— begin —

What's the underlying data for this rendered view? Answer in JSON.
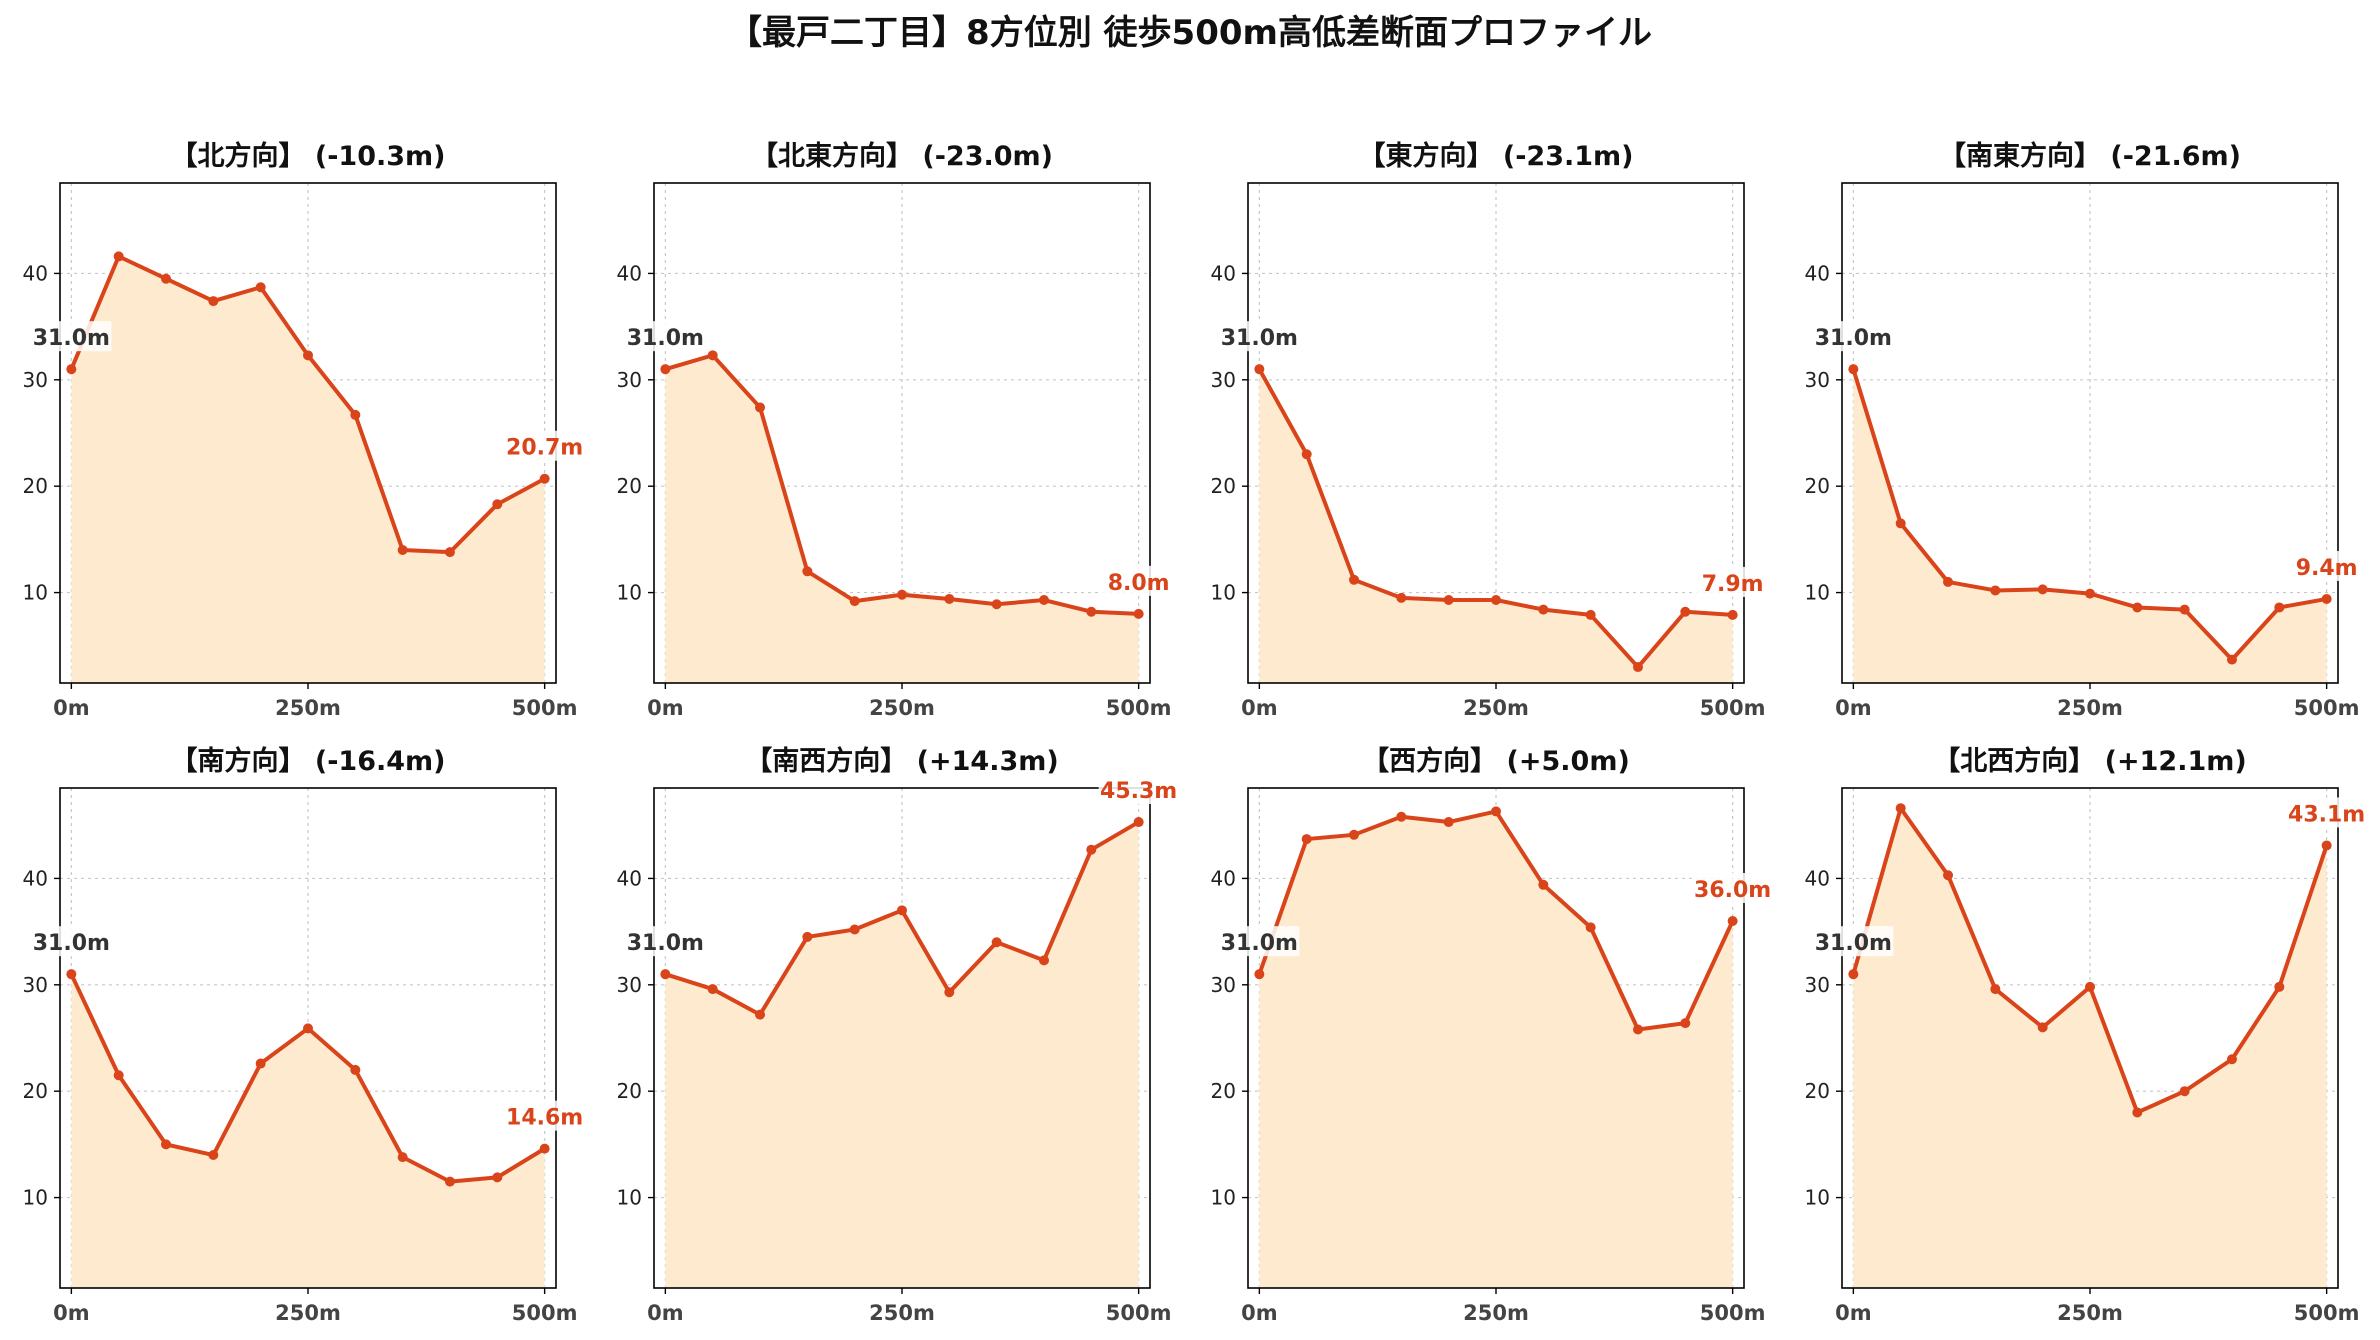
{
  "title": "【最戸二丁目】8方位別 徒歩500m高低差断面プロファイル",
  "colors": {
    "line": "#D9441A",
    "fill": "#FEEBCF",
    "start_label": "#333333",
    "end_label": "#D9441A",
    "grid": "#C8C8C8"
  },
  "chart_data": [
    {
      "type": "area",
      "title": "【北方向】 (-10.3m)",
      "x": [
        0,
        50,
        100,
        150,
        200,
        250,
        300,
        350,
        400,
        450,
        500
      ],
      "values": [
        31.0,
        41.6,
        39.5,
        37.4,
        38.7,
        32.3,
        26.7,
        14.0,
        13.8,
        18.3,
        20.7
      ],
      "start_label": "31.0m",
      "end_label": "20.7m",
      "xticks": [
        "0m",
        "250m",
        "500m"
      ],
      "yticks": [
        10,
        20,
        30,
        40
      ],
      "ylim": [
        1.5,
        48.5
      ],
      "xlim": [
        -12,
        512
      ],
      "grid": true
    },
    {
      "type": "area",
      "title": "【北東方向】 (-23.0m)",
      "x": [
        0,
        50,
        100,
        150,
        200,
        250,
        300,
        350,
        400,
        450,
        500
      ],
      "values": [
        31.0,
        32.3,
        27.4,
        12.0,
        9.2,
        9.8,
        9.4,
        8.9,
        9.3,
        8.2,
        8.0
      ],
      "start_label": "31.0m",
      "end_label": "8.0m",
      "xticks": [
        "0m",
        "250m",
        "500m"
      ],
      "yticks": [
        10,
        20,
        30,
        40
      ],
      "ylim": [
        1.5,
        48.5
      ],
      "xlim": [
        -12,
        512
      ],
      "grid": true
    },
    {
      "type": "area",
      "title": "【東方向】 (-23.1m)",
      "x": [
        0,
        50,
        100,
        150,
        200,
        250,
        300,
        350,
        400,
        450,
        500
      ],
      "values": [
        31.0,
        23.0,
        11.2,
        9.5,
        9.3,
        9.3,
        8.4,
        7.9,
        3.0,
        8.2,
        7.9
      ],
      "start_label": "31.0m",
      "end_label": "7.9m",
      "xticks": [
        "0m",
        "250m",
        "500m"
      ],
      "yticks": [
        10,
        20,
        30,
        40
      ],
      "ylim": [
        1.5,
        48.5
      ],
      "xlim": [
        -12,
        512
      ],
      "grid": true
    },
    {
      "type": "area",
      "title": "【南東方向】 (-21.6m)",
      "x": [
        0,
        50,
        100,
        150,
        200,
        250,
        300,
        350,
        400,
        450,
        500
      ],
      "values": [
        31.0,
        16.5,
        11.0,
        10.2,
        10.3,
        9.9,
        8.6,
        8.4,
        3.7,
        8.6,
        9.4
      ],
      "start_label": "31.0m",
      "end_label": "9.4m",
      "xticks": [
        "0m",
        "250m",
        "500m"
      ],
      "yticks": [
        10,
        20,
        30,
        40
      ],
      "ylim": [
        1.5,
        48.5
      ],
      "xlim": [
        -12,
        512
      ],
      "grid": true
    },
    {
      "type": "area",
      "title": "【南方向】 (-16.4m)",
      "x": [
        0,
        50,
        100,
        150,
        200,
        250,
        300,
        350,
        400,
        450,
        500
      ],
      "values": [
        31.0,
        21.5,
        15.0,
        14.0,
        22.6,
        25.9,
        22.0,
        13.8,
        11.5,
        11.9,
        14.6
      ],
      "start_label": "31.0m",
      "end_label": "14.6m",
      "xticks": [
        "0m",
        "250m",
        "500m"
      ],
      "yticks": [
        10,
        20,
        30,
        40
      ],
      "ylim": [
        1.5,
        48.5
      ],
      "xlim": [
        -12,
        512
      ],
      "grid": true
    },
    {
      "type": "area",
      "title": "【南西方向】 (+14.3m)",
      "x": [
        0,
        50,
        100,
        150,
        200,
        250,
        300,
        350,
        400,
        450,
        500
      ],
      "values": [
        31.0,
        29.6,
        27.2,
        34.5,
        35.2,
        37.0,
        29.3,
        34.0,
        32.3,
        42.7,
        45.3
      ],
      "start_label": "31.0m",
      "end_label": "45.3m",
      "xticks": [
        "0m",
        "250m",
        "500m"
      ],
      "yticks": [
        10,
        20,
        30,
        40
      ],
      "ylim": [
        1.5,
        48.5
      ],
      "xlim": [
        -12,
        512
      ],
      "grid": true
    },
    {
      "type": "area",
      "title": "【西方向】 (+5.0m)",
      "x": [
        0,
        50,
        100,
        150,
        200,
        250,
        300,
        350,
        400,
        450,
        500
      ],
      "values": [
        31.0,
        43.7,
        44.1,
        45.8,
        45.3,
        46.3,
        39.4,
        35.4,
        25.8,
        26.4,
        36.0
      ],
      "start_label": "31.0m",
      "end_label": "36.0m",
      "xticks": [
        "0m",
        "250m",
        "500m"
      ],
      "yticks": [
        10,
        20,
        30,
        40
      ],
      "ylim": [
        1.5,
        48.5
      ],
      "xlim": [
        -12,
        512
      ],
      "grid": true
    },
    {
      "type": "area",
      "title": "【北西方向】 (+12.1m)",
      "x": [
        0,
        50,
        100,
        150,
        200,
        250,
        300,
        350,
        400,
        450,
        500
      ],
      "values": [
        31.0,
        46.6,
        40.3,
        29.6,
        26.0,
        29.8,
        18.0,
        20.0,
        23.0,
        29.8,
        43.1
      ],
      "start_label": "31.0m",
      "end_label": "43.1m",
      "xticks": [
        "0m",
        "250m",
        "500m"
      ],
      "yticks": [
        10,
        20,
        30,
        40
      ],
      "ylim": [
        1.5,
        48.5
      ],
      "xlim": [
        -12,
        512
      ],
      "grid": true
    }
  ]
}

— end —
— begin —

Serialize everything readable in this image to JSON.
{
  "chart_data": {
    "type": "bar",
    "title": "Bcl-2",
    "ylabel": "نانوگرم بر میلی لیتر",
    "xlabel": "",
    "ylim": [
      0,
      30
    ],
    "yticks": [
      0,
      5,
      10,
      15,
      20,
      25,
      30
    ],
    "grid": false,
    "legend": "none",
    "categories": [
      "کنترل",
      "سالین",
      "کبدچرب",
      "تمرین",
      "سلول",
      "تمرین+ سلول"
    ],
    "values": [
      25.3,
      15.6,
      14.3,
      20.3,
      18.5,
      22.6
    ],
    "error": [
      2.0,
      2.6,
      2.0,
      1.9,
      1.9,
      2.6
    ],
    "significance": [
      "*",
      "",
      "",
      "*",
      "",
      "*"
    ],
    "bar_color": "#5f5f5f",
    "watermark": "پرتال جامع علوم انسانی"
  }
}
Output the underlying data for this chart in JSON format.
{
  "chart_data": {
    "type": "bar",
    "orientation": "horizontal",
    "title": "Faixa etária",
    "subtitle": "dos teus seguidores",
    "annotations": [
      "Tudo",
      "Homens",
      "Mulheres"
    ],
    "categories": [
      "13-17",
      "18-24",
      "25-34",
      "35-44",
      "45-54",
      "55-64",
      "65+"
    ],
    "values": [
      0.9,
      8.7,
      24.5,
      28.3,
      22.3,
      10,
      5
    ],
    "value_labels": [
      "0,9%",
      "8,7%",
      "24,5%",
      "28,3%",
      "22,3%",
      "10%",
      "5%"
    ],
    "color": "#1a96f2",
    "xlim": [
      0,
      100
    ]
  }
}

— end —

> **WHAT YOU SHOULD DO**:
From the records above, pick out and copy each line holding the word "JSON".

> **ANSWER TO THIS TASK**:
What's the underlying data for this rendered view? Answer in JSON.
Serialize everything readable in this image to JSON.
Output the underlying data for this chart in JSON format.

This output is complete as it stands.